(begin)
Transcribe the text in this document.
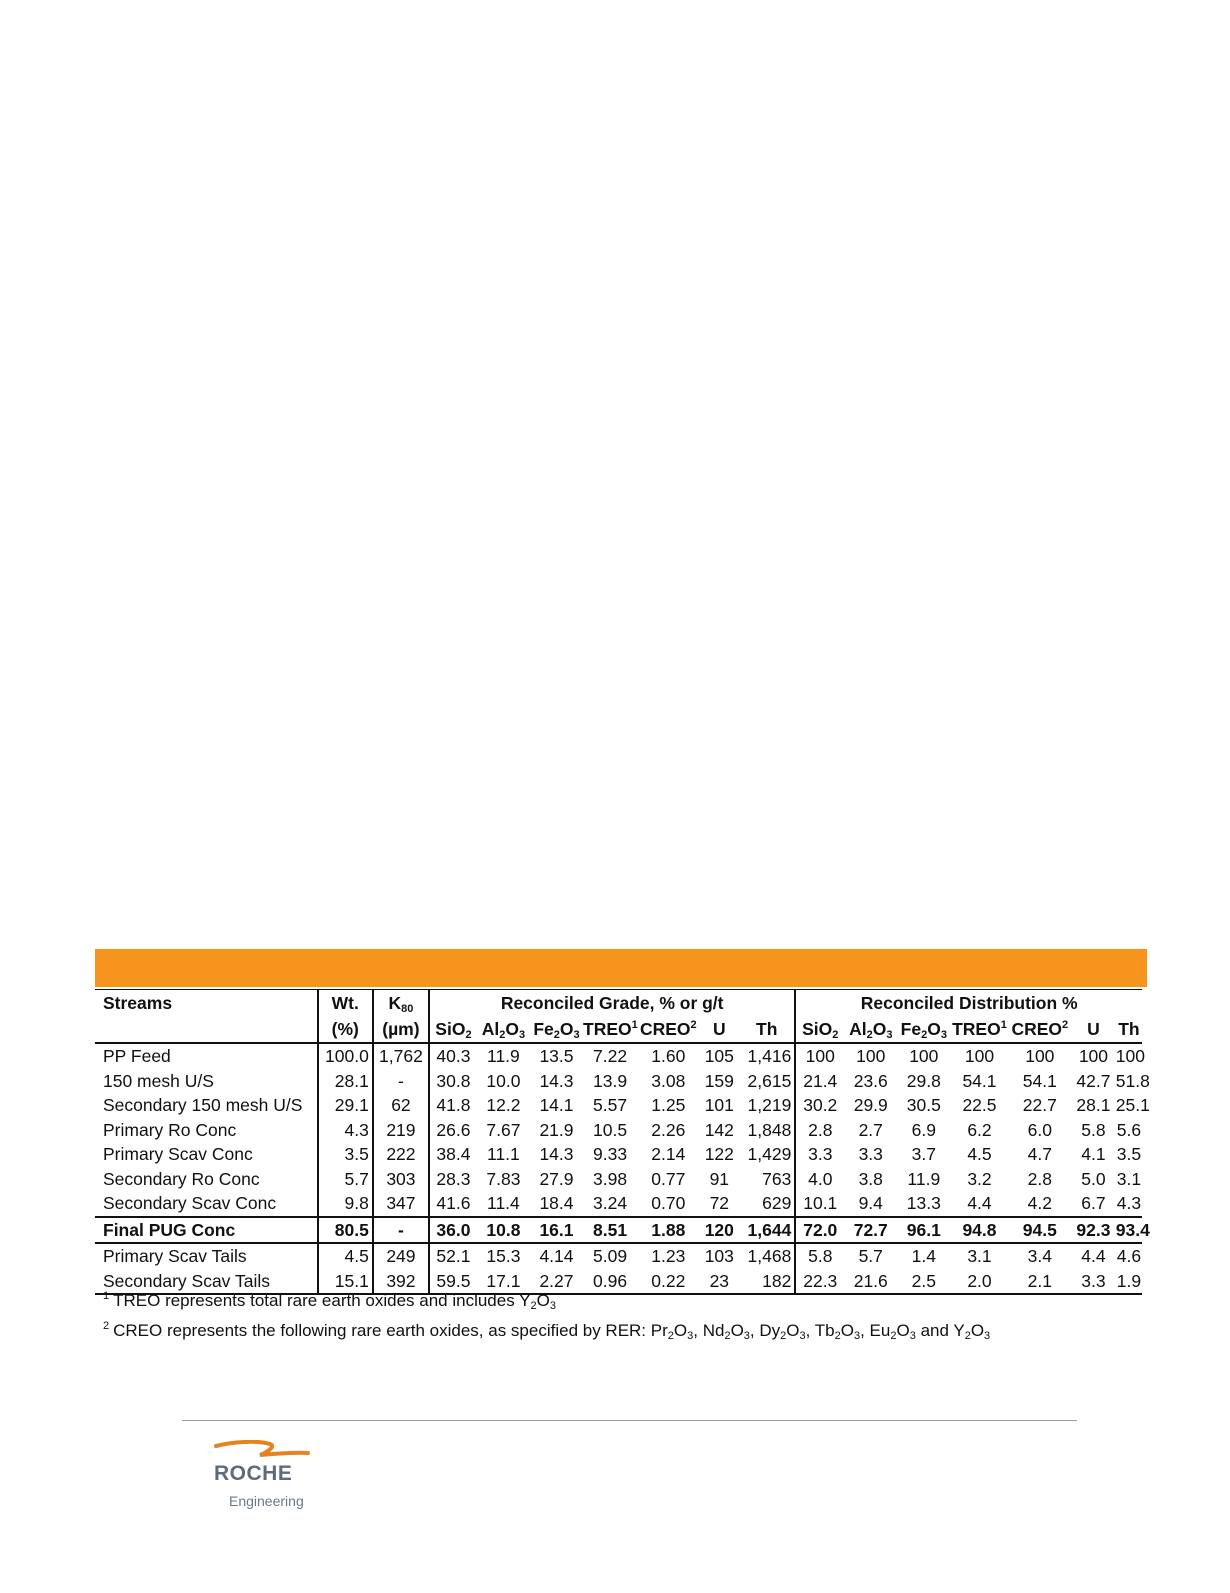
Streams	Wt.	$K_{80}$	Reconciled Grade, % or g/t							Reconciled Distribution %						
	(%)	(µm)	SiO$_2$	$Al_2O_3$	$Fe_2O_3$	TREO$^1$	CREO$^2$	U	Th	SiO$_2$	$Al_2O_3$	$Fe_2O_3$	TREO$^1$	CREO$^2$	U	Th
PP Feed	100.0	1,762	40.3	11.9	13.5	7.22	1.60	105	1,416	100	100	100	100	100	100	100
150 mesh U/S	28.1	-	30.8	10.0	14.3	13.9	3.08	159	2,615	21.4	23.6	29.8	54.1	54.1	42.7	51.8
Secondary 150 mesh U/S	29.1	62	41.8	12.2	14.1	5.57	1.25	101	1,219	30.2	29.9	30.5	22.5	22.7	28.1	25.1
Primary Ro Conc	4.3	219	26.6	7.67	21.9	10.5	2.26	142	1,848	2.8	2.7	6.9	6.2	6.0	5.8	5.6
Primary Scav Conc	3.5	222	38.4	11.1	14.3	9.33	2.14	122	1,429	3.3	3.3	3.7	4.5	4.7	4.1	3.5
Secondary Ro Conc	5.7	303	28.3	7.83	27.9	3.98	0.77	91	763	4.0	3.8	11.9	3.2	2.8	5.0	3.1
Secondary Scav Conc	9.8	347	41.6	11.4	18.4	3.24	0.70	72	629	10.1	9.4	13.3	4.4	4.2	6.7	4.3
Final PUG Conc	80.5	-	36.0	10.8	16.1	8.51	1.88	120	1,644	72.0	72.7	96.1	94.8	94.5	92.3	93.4
Primary Scav Tails	4.5	249	52.1	15.3	4.14	5.09	1.23	103	1,468	5.8	5.7	1.4	3.1	3.4	4.4	4.6
Secondary Scav Tails	15.1	392	59.5	17.1	2.27	0.96	0.22	23	182	22.3	21.6	2.5	2.0	2.1	3.3	1.9
$^1$ TREO represents total rare earth oxides and includes $Y_2O_3$
$^2$ CREO represents the following rare earth oxides, as specified by RER: $Pr_2O_3$, $Nd_2O_3$, $Dy_2O_3$, $Tb_2O_3$, $Eu_2O_3$ and $Y_2O_3$
ROCHE
Engineering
(end)
# Task objective:
Search the records above for "TREO". Copy each line where it is found.

# Output:
	(%)	(µm)	SiO$_2$	$Al_2O_3$	$Fe_2O_3$	TREO$^1$	CREO$^2$	U	Th	SiO$_2$	$Al_2O_3$	$Fe_2O_3$	TREO$^1$	CREO$^2$	U	Th
$^1$ TREO represents total rare earth oxides and includes $Y_2O_3$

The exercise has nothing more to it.